Your objective
Omit every picture, then give all the entries again exactly.

The input

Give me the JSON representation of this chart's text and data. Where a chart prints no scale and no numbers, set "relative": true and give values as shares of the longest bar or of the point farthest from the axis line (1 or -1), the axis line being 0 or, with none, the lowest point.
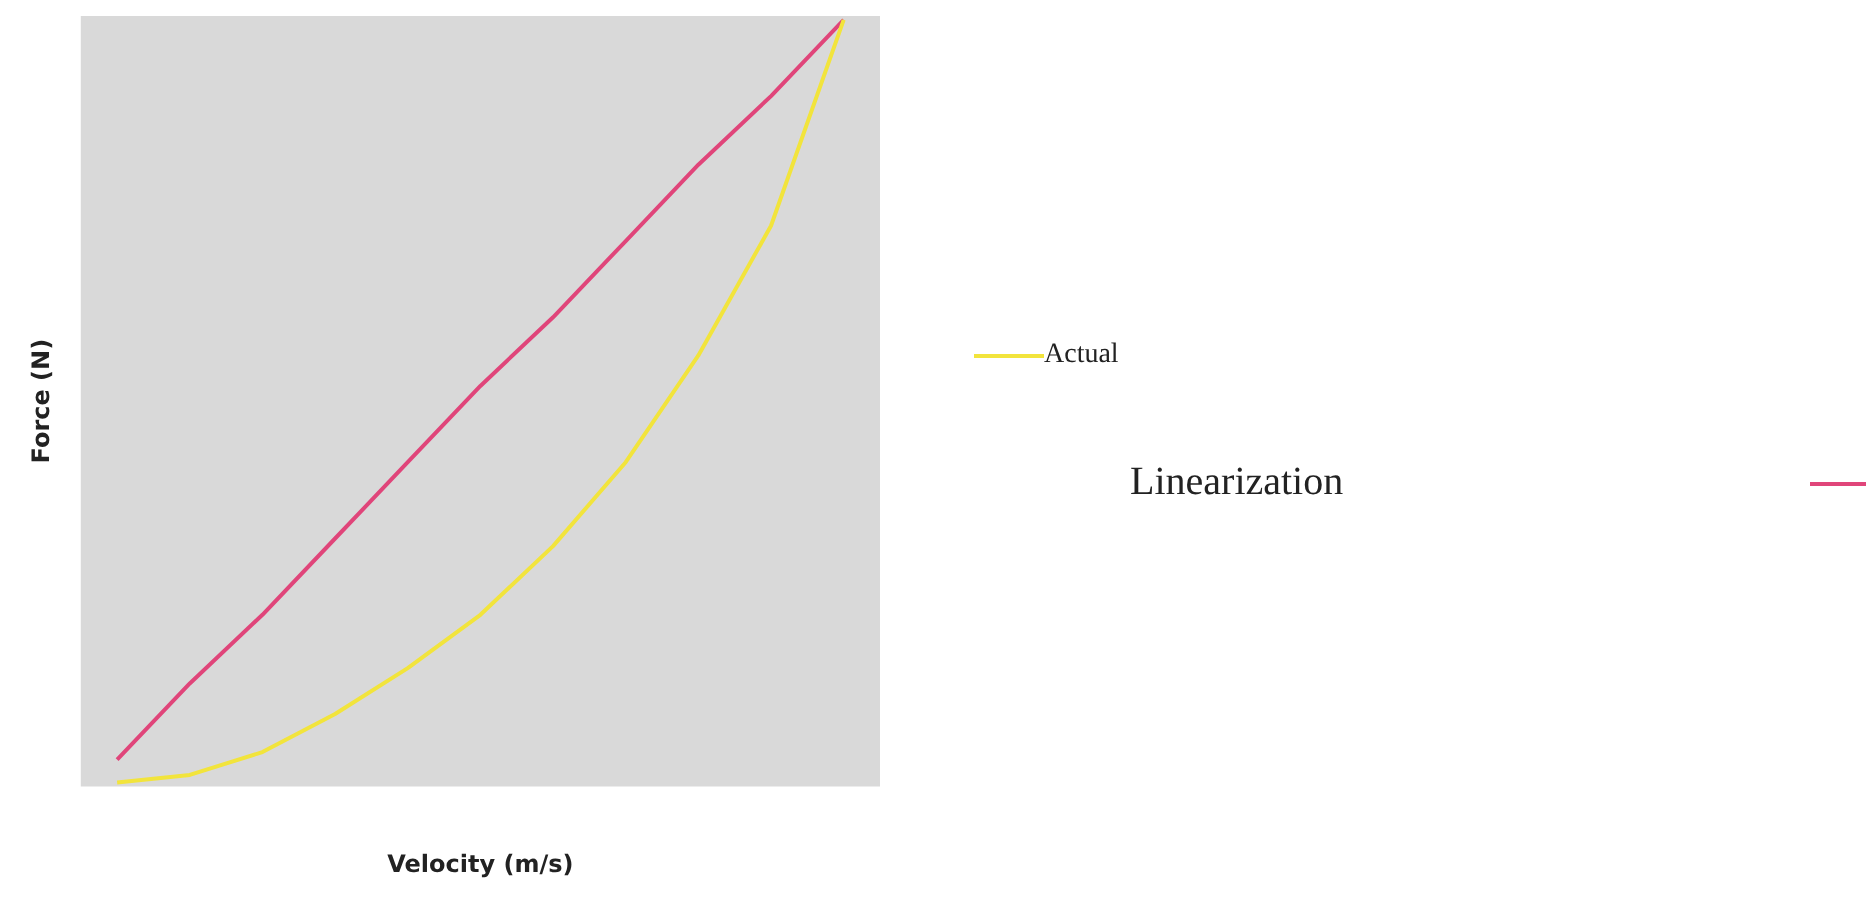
{
  "chart_data": {
    "type": "line",
    "relative": true,
    "xlabel": "Velocity (m/s)",
    "ylabel": "Force (N)",
    "legend": "right",
    "marker": "none",
    "grid": false,
    "categories": [
      null,
      null,
      null,
      null,
      null,
      null,
      null,
      null,
      null,
      null,
      null
    ],
    "series": [
      {
        "name": "Actual",
        "color": "#f2e43c",
        "values": [
          0,
          0.01,
          0.04,
          0.09,
          0.15,
          0.22,
          0.31,
          0.42,
          0.56,
          0.73,
          1
        ]
      },
      {
        "name": "Linearization",
        "color": "#e0457a",
        "values": [
          0.03,
          0.13,
          0.22,
          0.32,
          0.42,
          0.52,
          0.61,
          0.71,
          0.81,
          0.9,
          1
        ]
      }
    ]
  }
}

In response
Give me the JSON representation of this chart's text and data. Where a chart prints no scale and no numbers, set "relative": true and give values as shares of the longest bar or of the point farthest from the axis line (1 or -1), the axis line being 0 or, with none, the lowest point.
{
  "chart_data": {
    "type": "line",
    "relative": true,
    "xlabel": "Velocity (m/s)",
    "ylabel": "Force (N)",
    "legend": "right",
    "marker": "none",
    "grid": false,
    "categories": [
      null,
      null,
      null,
      null,
      null,
      null,
      null,
      null,
      null,
      null,
      null
    ],
    "series": [
      {
        "name": "Actual",
        "color": "#f2e43c",
        "values": [
          0,
          0.01,
          0.04,
          0.09,
          0.15,
          0.22,
          0.31,
          0.42,
          0.56,
          0.73,
          1
        ]
      },
      {
        "name": "Linearization",
        "color": "#e0457a",
        "values": [
          0.03,
          0.13,
          0.22,
          0.32,
          0.42,
          0.52,
          0.61,
          0.71,
          0.81,
          0.9,
          1
        ]
      }
    ]
  }
}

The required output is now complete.